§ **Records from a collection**
******************************

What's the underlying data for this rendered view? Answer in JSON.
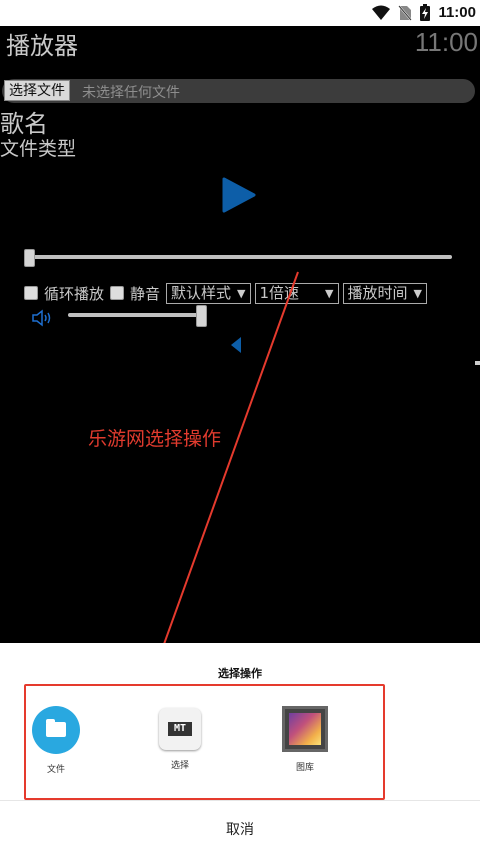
{
  "status_bar": {
    "time": "11:00"
  },
  "app": {
    "title": "播放器",
    "clock": "11:00"
  },
  "file_picker": {
    "button_label": "选择文件",
    "status": "未选择任何文件"
  },
  "track": {
    "song_name": "歌名",
    "file_type": "文件类型"
  },
  "controls": {
    "loop_label": "循环播放",
    "mute_label": "静音",
    "style_select": "默认样式",
    "speed_select": "1倍速",
    "time_select": "播放时间"
  },
  "annotation": {
    "text": "乐游网选择操作",
    "color": "#e03b2e"
  },
  "sheet": {
    "title": "选择操作",
    "options": [
      {
        "label": "文件",
        "icon": "folder-icon"
      },
      {
        "label": "选择",
        "icon": "mt-manager-icon"
      },
      {
        "label": "图库",
        "icon": "gallery-icon"
      }
    ],
    "cancel_label": "取消"
  }
}
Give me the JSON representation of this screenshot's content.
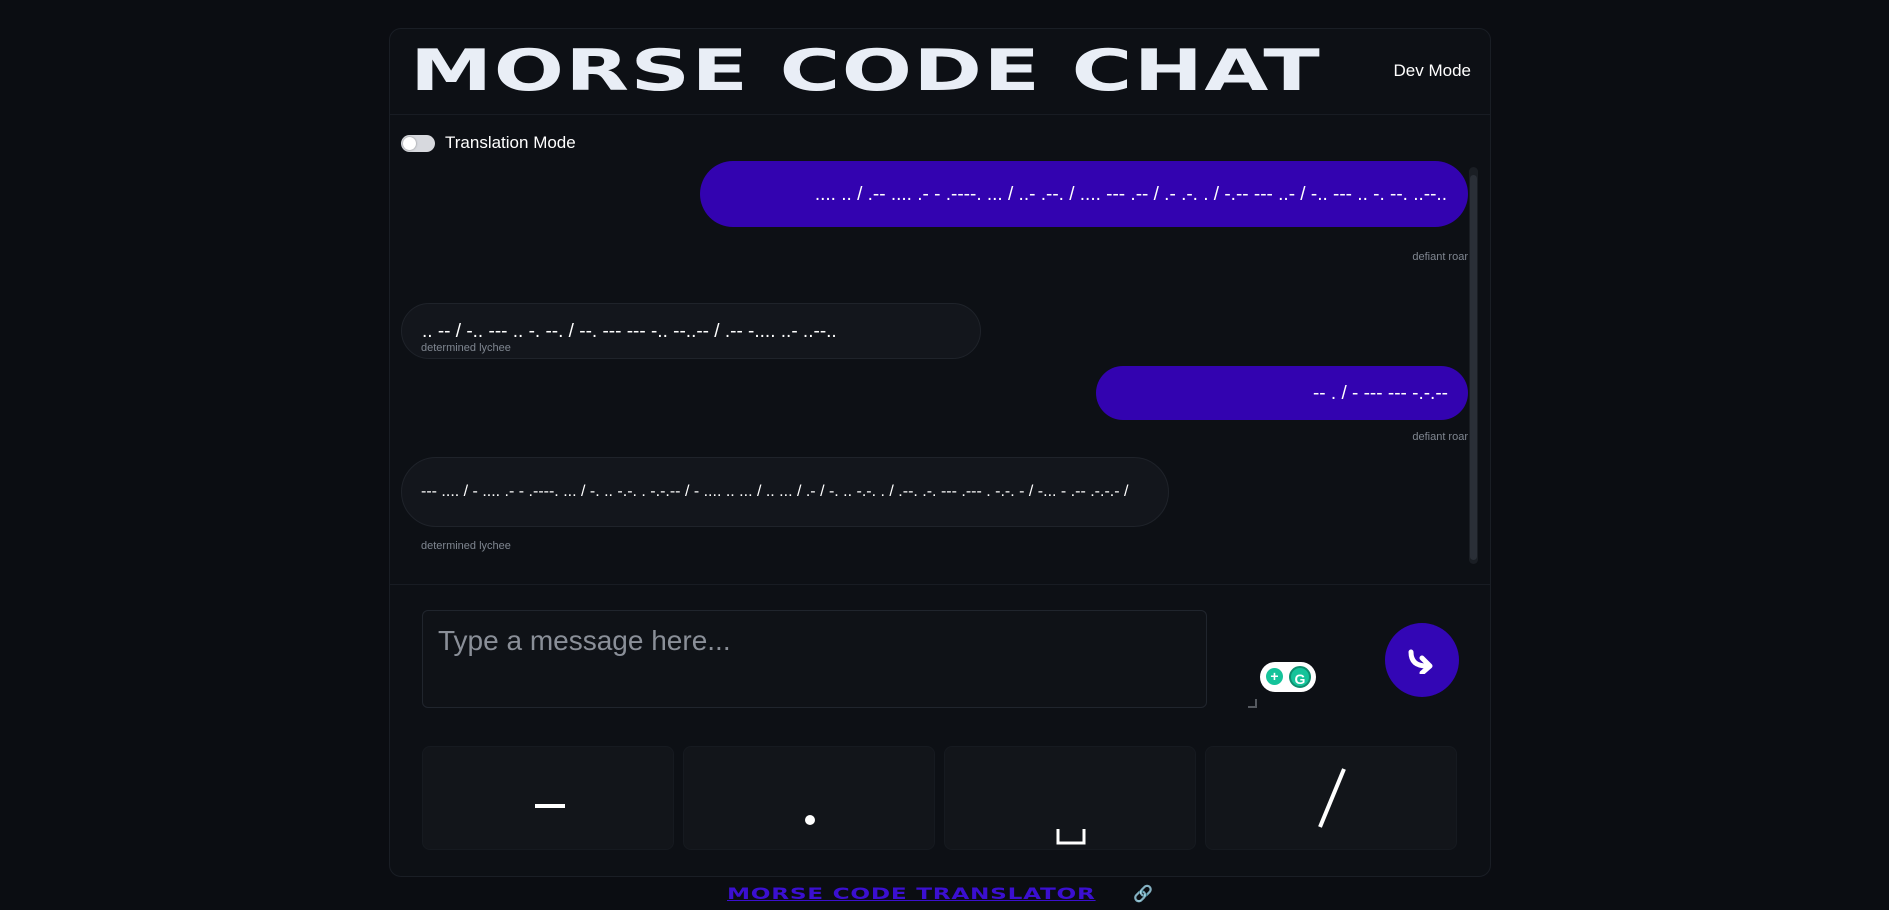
{
  "header": {
    "title": "MORSE CODE CHAT",
    "dev_mode_label": "Dev Mode"
  },
  "translation_mode": {
    "label": "Translation Mode",
    "enabled": false
  },
  "messages": [
    {
      "direction": "sent",
      "text": ".... .. / .-- .... .- - .----. ... / ..- .--. / .... --- .-- / .- .-. . / -.-- --- ..- / -.. --- .. -. --. ..--..",
      "sender": "defiant roar"
    },
    {
      "direction": "received",
      "text": ".. -- / -.. --- .. -. --. / --. --- --- -.. --..-- / .-- -.... ..- ..--..",
      "sender": "determined lychee"
    },
    {
      "direction": "sent",
      "text": "-- . / - --- --- -.-.--",
      "sender": "defiant roar"
    },
    {
      "direction": "received",
      "text": "--- .... / - .... .- - .----. ... / -. .. -.-. . -.-.-- / - .... .. ... / .. ... / .- / -. .. -.-. . / .--. .-. --- .--- . -.-. - / -... - .-- .-.-.- /",
      "sender": "determined lychee"
    }
  ],
  "composer": {
    "placeholder": "Type a message here...",
    "send_icon": "send-arrow-icon",
    "grammarly_icon": "grammarly-icon"
  },
  "keys": [
    {
      "label": "–",
      "name": "dash"
    },
    {
      "label": "•",
      "name": "dot"
    },
    {
      "label": "␣",
      "name": "space"
    },
    {
      "label": "/",
      "name": "slash"
    }
  ],
  "footer": {
    "link_text": "MORSE CODE TRANSLATOR",
    "link_icon": "🔗"
  },
  "colors": {
    "background": "#0b0d12",
    "panel": "#0d1015",
    "accent": "#3303b0",
    "link": "#3b0fd0"
  }
}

******************************

§ **WHAT IS NEEDED**
Give back the entries verbatim. Do not include any picture.

§ **EXERCISE OUTPUT**
What's the underlying data for this rendered view? Answer in JSON.
{
  "status_bar": {
    "time": "11:00"
  },
  "app": {
    "title": "播放器",
    "clock": "11:00"
  },
  "file_picker": {
    "button_label": "选择文件",
    "status": "未选择任何文件"
  },
  "track": {
    "song_name": "歌名",
    "file_type": "文件类型"
  },
  "controls": {
    "loop_label": "循环播放",
    "mute_label": "静音",
    "style_select": "默认样式",
    "speed_select": "1倍速",
    "time_select": "播放时间"
  },
  "annotation": {
    "text": "乐游网选择操作",
    "color": "#e03b2e"
  },
  "sheet": {
    "title": "选择操作",
    "options": [
      {
        "label": "文件",
        "icon": "folder-icon"
      },
      {
        "label": "选择",
        "icon": "mt-manager-icon"
      },
      {
        "label": "图库",
        "icon": "gallery-icon"
      }
    ],
    "cancel_label": "取消"
  }
}
Give me the JSON representation of this screenshot's content.
{
  "header": {
    "title": "MORSE CODE CHAT",
    "dev_mode_label": "Dev Mode"
  },
  "translation_mode": {
    "label": "Translation Mode",
    "enabled": false
  },
  "messages": [
    {
      "direction": "sent",
      "text": ".... .. / .-- .... .- - .----. ... / ..- .--. / .... --- .-- / .- .-. . / -.-- --- ..- / -.. --- .. -. --. ..--..",
      "sender": "defiant roar"
    },
    {
      "direction": "received",
      "text": ".. -- / -.. --- .. -. --. / --. --- --- -.. --..-- / .-- -.... ..- ..--..",
      "sender": "determined lychee"
    },
    {
      "direction": "sent",
      "text": "-- . / - --- --- -.-.--",
      "sender": "defiant roar"
    },
    {
      "direction": "received",
      "text": "--- .... / - .... .- - .----. ... / -. .. -.-. . -.-.-- / - .... .. ... / .. ... / .- / -. .. -.-. . / .--. .-. --- .--- . -.-. - / -... - .-- .-.-.- /",
      "sender": "determined lychee"
    }
  ],
  "composer": {
    "placeholder": "Type a message here...",
    "send_icon": "send-arrow-icon",
    "grammarly_icon": "grammarly-icon"
  },
  "keys": [
    {
      "label": "–",
      "name": "dash"
    },
    {
      "label": "•",
      "name": "dot"
    },
    {
      "label": "␣",
      "name": "space"
    },
    {
      "label": "/",
      "name": "slash"
    }
  ],
  "footer": {
    "link_text": "MORSE CODE TRANSLATOR",
    "link_icon": "🔗"
  },
  "colors": {
    "background": "#0b0d12",
    "panel": "#0d1015",
    "accent": "#3303b0",
    "link": "#3b0fd0"
  }
}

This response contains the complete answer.